Take the listing and print it in full, exactly as given.

Dataset rows about figures:
--

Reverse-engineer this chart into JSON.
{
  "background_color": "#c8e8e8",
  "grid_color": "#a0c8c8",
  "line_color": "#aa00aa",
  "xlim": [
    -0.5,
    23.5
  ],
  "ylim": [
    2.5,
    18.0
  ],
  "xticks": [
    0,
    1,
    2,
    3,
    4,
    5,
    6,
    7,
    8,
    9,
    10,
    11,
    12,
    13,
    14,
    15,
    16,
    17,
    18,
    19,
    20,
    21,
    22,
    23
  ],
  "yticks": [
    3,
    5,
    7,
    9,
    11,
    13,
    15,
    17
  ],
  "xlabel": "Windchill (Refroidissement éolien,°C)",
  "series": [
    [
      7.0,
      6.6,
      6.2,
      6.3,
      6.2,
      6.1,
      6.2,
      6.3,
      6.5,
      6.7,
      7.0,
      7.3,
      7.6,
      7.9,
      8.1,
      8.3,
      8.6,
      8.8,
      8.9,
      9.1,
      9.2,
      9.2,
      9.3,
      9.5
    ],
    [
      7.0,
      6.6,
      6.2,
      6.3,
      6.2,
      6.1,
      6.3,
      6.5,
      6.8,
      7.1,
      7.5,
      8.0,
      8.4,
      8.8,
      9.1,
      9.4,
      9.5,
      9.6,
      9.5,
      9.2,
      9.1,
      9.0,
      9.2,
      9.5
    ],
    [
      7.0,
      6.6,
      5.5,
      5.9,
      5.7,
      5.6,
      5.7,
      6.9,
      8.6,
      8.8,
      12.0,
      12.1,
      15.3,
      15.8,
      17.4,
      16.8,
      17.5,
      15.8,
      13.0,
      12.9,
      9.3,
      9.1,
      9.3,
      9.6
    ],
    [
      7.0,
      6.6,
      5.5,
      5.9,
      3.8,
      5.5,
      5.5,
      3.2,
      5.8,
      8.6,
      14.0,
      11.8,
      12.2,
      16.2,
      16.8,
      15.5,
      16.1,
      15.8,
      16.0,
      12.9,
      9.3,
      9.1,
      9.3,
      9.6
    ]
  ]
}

--

**EXERCISE RESPONSE**
Reverse-engineer this chart into JSON.
{
  "background_color": "#c8e8e8",
  "grid_color": "#a0c8c8",
  "line_color": "#aa00aa",
  "xlim": [
    -0.5,
    23.5
  ],
  "ylim": [
    2.5,
    18.0
  ],
  "xticks": [
    0,
    1,
    2,
    3,
    4,
    5,
    6,
    7,
    8,
    9,
    10,
    11,
    12,
    13,
    14,
    15,
    16,
    17,
    18,
    19,
    20,
    21,
    22,
    23
  ],
  "yticks": [
    3,
    5,
    7,
    9,
    11,
    13,
    15,
    17
  ],
  "xlabel": "Windchill (Refroidissement éolien,°C)",
  "series": [
    [
      7.0,
      6.6,
      6.2,
      6.3,
      6.2,
      6.1,
      6.2,
      6.3,
      6.5,
      6.7,
      7.0,
      7.3,
      7.6,
      7.9,
      8.1,
      8.3,
      8.6,
      8.8,
      8.9,
      9.1,
      9.2,
      9.2,
      9.3,
      9.5
    ],
    [
      7.0,
      6.6,
      6.2,
      6.3,
      6.2,
      6.1,
      6.3,
      6.5,
      6.8,
      7.1,
      7.5,
      8.0,
      8.4,
      8.8,
      9.1,
      9.4,
      9.5,
      9.6,
      9.5,
      9.2,
      9.1,
      9.0,
      9.2,
      9.5
    ],
    [
      7.0,
      6.6,
      5.5,
      5.9,
      5.7,
      5.6,
      5.7,
      6.9,
      8.6,
      8.8,
      12.0,
      12.1,
      15.3,
      15.8,
      17.4,
      16.8,
      17.5,
      15.8,
      13.0,
      12.9,
      9.3,
      9.1,
      9.3,
      9.6
    ],
    [
      7.0,
      6.6,
      5.5,
      5.9,
      3.8,
      5.5,
      5.5,
      3.2,
      5.8,
      8.6,
      14.0,
      11.8,
      12.2,
      16.2,
      16.8,
      15.5,
      16.1,
      15.8,
      16.0,
      12.9,
      9.3,
      9.1,
      9.3,
      9.6
    ]
  ]
}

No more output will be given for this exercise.